[Begin TASK DATA]
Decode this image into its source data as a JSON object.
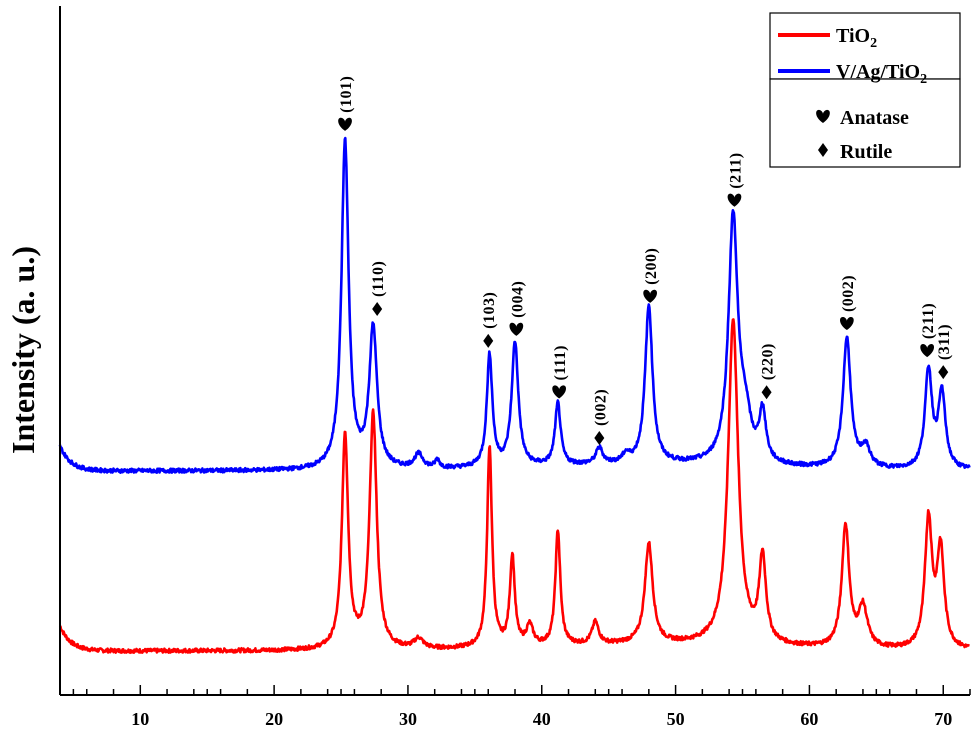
{
  "chart_data": {
    "type": "line",
    "xlabel": "",
    "ylabel": "Intensity (a. u.)",
    "xlim": [
      4,
      72
    ],
    "xticks": [
      10,
      20,
      30,
      40,
      50,
      60,
      70
    ],
    "y_tick_labels": false,
    "grid": false,
    "legend": {
      "position": "top-right",
      "entries": [
        {
          "label": "TiO",
          "sub": "2",
          "color": "#ff0000",
          "type": "line"
        },
        {
          "label": "V/Ag/TiO",
          "sub": "2",
          "color": "#0000ff",
          "type": "line"
        },
        {
          "label": "Anatase",
          "type": "marker",
          "marker": "heart"
        },
        {
          "label": "Rutile",
          "type": "marker",
          "marker": "diamond"
        }
      ]
    },
    "series": [
      {
        "label": "TiO2",
        "color": "#ff0000",
        "baseline": 0,
        "peaks": [
          {
            "x": 25.3,
            "h": 215,
            "w": 0.28
          },
          {
            "x": 27.4,
            "h": 235,
            "w": 0.32
          },
          {
            "x": 30.8,
            "h": 10,
            "w": 0.4
          },
          {
            "x": 36.1,
            "h": 200,
            "w": 0.22
          },
          {
            "x": 37.8,
            "h": 90,
            "w": 0.22
          },
          {
            "x": 39.1,
            "h": 20,
            "w": 0.3
          },
          {
            "x": 41.2,
            "h": 115,
            "w": 0.22
          },
          {
            "x": 44.0,
            "h": 22,
            "w": 0.3
          },
          {
            "x": 48.0,
            "h": 100,
            "w": 0.35
          },
          {
            "x": 54.3,
            "h": 325,
            "w": 0.45
          },
          {
            "x": 56.5,
            "h": 85,
            "w": 0.3
          },
          {
            "x": 62.7,
            "h": 122,
            "w": 0.33
          },
          {
            "x": 64.0,
            "h": 40,
            "w": 0.4
          },
          {
            "x": 68.9,
            "h": 128,
            "w": 0.32
          },
          {
            "x": 69.8,
            "h": 98,
            "w": 0.32
          }
        ]
      },
      {
        "label": "V/Ag/TiO2",
        "color": "#0000ff",
        "baseline": 180,
        "peaks": [
          {
            "x": 25.3,
            "h": 328,
            "w": 0.32
          },
          {
            "x": 27.4,
            "h": 140,
            "w": 0.35
          },
          {
            "x": 30.8,
            "h": 14,
            "w": 0.4
          },
          {
            "x": 32.2,
            "h": 8,
            "w": 0.2
          },
          {
            "x": 36.1,
            "h": 112,
            "w": 0.25
          },
          {
            "x": 38.0,
            "h": 124,
            "w": 0.3
          },
          {
            "x": 41.2,
            "h": 62,
            "w": 0.25
          },
          {
            "x": 44.3,
            "h": 16,
            "w": 0.3
          },
          {
            "x": 46.3,
            "h": 8,
            "w": 0.3
          },
          {
            "x": 48.0,
            "h": 158,
            "w": 0.33
          },
          {
            "x": 54.3,
            "h": 245,
            "w": 0.42
          },
          {
            "x": 55.2,
            "h": 40,
            "w": 0.5
          },
          {
            "x": 56.5,
            "h": 50,
            "w": 0.3
          },
          {
            "x": 62.8,
            "h": 130,
            "w": 0.35
          },
          {
            "x": 64.2,
            "h": 20,
            "w": 0.4
          },
          {
            "x": 68.9,
            "h": 98,
            "w": 0.32
          },
          {
            "x": 69.9,
            "h": 75,
            "w": 0.32
          }
        ]
      }
    ],
    "annotations": [
      {
        "x": 25.3,
        "marker": "heart",
        "label": "(101)"
      },
      {
        "x": 27.7,
        "marker": "diamond",
        "label": "(110)"
      },
      {
        "x": 36.0,
        "marker": "diamond",
        "label": "(103)"
      },
      {
        "x": 38.1,
        "marker": "heart",
        "label": "(004)"
      },
      {
        "x": 41.3,
        "marker": "heart",
        "label": "(111)"
      },
      {
        "x": 44.3,
        "marker": "diamond",
        "label": "(002)"
      },
      {
        "x": 48.1,
        "marker": "heart",
        "label": "(200)"
      },
      {
        "x": 54.4,
        "marker": "heart",
        "label": "(211)"
      },
      {
        "x": 56.8,
        "marker": "diamond",
        "label": "(220)"
      },
      {
        "x": 62.8,
        "marker": "heart",
        "label": "(002)"
      },
      {
        "x": 68.8,
        "marker": "heart",
        "label": "(211)"
      },
      {
        "x": 70.0,
        "marker": "diamond",
        "label": "(311)"
      }
    ]
  }
}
[End TASK DATA]
» **SET TASK**
From the data above, gather every line that includes the word "color".

» **RESPONSE TO THIS EXERCISE**
          "color": "#ff0000",
          "color": "#0000ff",
        "color": "#ff0000",
        "color": "#0000ff",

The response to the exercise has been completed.